(Part of a data file)

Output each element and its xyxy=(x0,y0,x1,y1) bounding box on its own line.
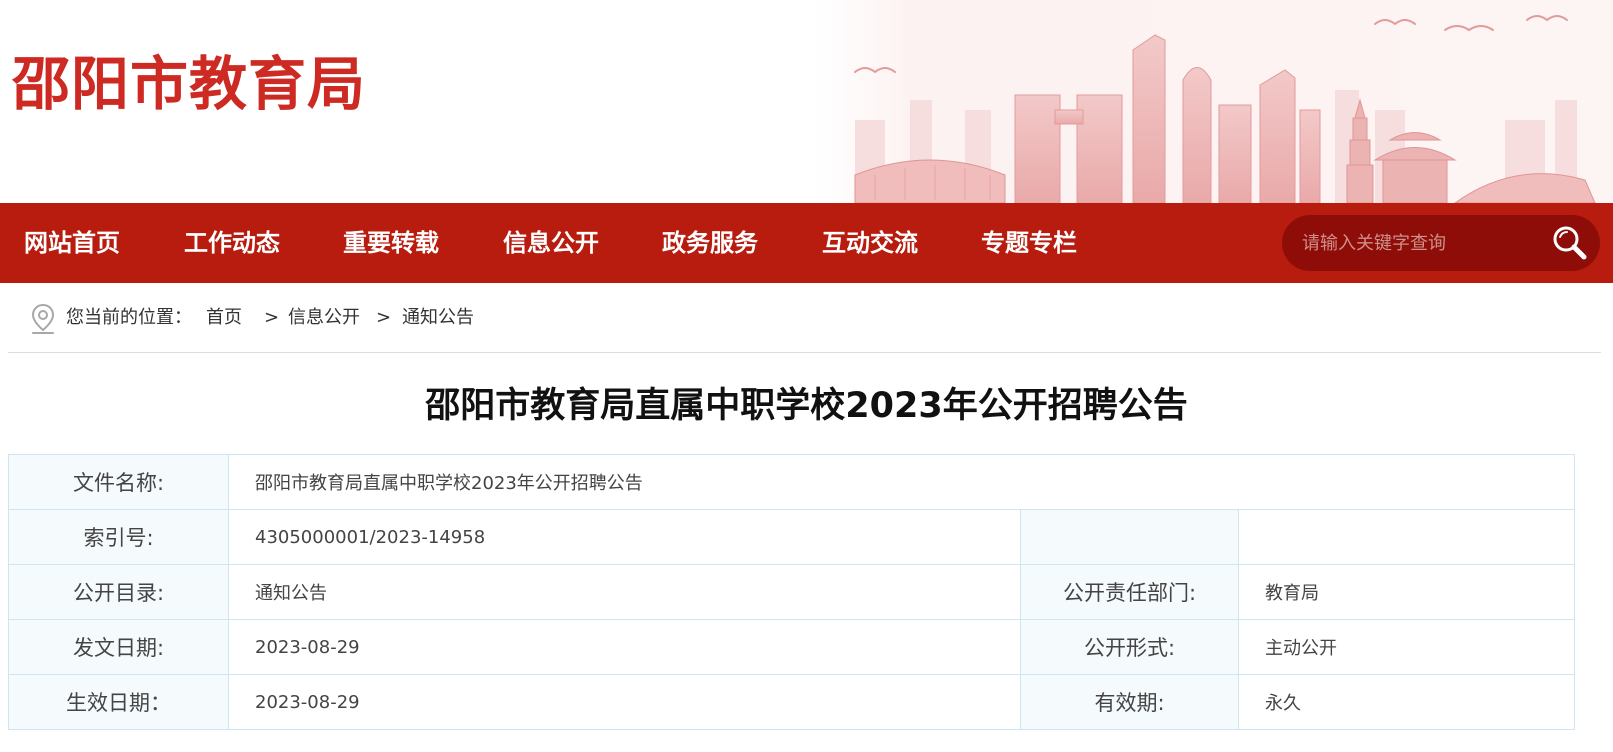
site-logo[interactable]: 邵阳市教育局 xyxy=(12,44,366,124)
breadcrumb-separator: > xyxy=(376,307,392,328)
nav-item-disclosure[interactable]: 信息公开 xyxy=(503,203,599,283)
nav-item-services[interactable]: 政务服务 xyxy=(662,203,758,283)
file-name-label: 文件名称: xyxy=(8,454,229,510)
breadcrumb-disclosure[interactable]: 信息公开 xyxy=(288,305,360,331)
city-skyline-banner xyxy=(815,0,1613,203)
table-row: 文件名称: 邵阳市教育局直属中职学校2023年公开招聘公告 xyxy=(8,454,1576,510)
disclosure-form-label: 公开形式: xyxy=(1020,619,1239,675)
search-input[interactable] xyxy=(1302,223,1542,263)
location-pin-icon xyxy=(31,303,55,334)
validity-label: 有效期: xyxy=(1020,674,1239,730)
issue-date-label: 发文日期: xyxy=(8,619,229,675)
catalog-label: 公开目录: xyxy=(8,564,229,620)
search-box xyxy=(1282,215,1600,271)
issue-date-value: 2023-08-29 xyxy=(228,619,1021,675)
breadcrumb-separator: > xyxy=(264,307,280,328)
empty-label-cell xyxy=(1020,509,1239,565)
breadcrumb-prefix: 您当前的位置： xyxy=(66,307,192,328)
site-header: 邵阳市教育局 xyxy=(0,0,1613,203)
nav-item-reprints[interactable]: 重要转载 xyxy=(343,203,439,283)
nav-item-home[interactable]: 网站首页 xyxy=(24,203,120,283)
disclosure-form-value: 主动公开 xyxy=(1237,619,1576,675)
page-title: 邵阳市教育局直属中职学校2023年公开招聘公告 xyxy=(425,386,1188,426)
breadcrumb-home[interactable]: 首页 xyxy=(206,305,242,331)
table-row: 生效日期： 2023-08-29 有效期: 永久 xyxy=(8,674,1576,730)
responsible-dept-label: 公开责任部门: xyxy=(1020,564,1239,620)
responsible-dept-value: 教育局 xyxy=(1237,564,1576,620)
index-number-value: 4305000001/2023-14958 xyxy=(228,509,1021,565)
file-name-value: 邵阳市教育局直属中职学校2023年公开招聘公告 xyxy=(227,454,1576,510)
effective-date-label: 生效日期： xyxy=(8,674,229,730)
table-row: 公开目录: 通知公告 公开责任部门: 教育局 xyxy=(8,564,1576,620)
empty-value-cell xyxy=(1237,509,1576,565)
catalog-value: 通知公告 xyxy=(228,564,1021,620)
nav-item-topics[interactable]: 专题专栏 xyxy=(981,203,1077,283)
search-button[interactable] xyxy=(1550,223,1590,263)
effective-date-value: 2023-08-29 xyxy=(228,674,1021,730)
search-icon xyxy=(1553,226,1587,260)
table-row: 索引号: 4305000001/2023-14958 xyxy=(8,509,1576,565)
table-row: 发文日期: 2023-08-29 公开形式: 主动公开 xyxy=(8,619,1576,675)
breadcrumb: 您当前的位置： 首页 > 信息公开 > 通知公告 xyxy=(8,283,1601,353)
validity-value: 永久 xyxy=(1237,674,1576,730)
nav-item-work-news[interactable]: 工作动态 xyxy=(184,203,280,283)
main-nav: 网站首页 工作动态 重要转载 信息公开 政务服务 互动交流 专题专栏 xyxy=(0,203,1613,283)
breadcrumb-notices[interactable]: 通知公告 xyxy=(402,305,474,331)
document-info-table: 文件名称: 邵阳市教育局直属中职学校2023年公开招聘公告 索引号: 43050… xyxy=(8,454,1576,730)
index-number-label: 索引号: xyxy=(8,509,229,565)
nav-item-interaction[interactable]: 互动交流 xyxy=(822,203,918,283)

WHAT NEEDS TO BE DONE: Repeat the lines of the material from the line with "site-logo[interactable]: 邵阳市教育局 xyxy=(12,44,366,124)" up to and including the line with "search-box xyxy=(1282,215,1600,271)", exactly as they stand.

REPLY TO THE TASK:
site-logo[interactable]: 邵阳市教育局 xyxy=(12,44,366,124)
breadcrumb-separator: > xyxy=(376,307,392,328)
nav-item-disclosure[interactable]: 信息公开 xyxy=(503,203,599,283)
nav-item-services[interactable]: 政务服务 xyxy=(662,203,758,283)
file-name-label: 文件名称: xyxy=(8,454,229,510)
breadcrumb-disclosure[interactable]: 信息公开 xyxy=(288,305,360,331)
city-skyline-banner xyxy=(815,0,1613,203)
table-row: 文件名称: 邵阳市教育局直属中职学校2023年公开招聘公告 xyxy=(8,454,1576,510)
disclosure-form-label: 公开形式: xyxy=(1020,619,1239,675)
search-input[interactable] xyxy=(1302,223,1542,263)
location-pin-icon xyxy=(31,303,55,334)
validity-label: 有效期: xyxy=(1020,674,1239,730)
issue-date-label: 发文日期: xyxy=(8,619,229,675)
catalog-label: 公开目录: xyxy=(8,564,229,620)
search-box xyxy=(1282,215,1600,271)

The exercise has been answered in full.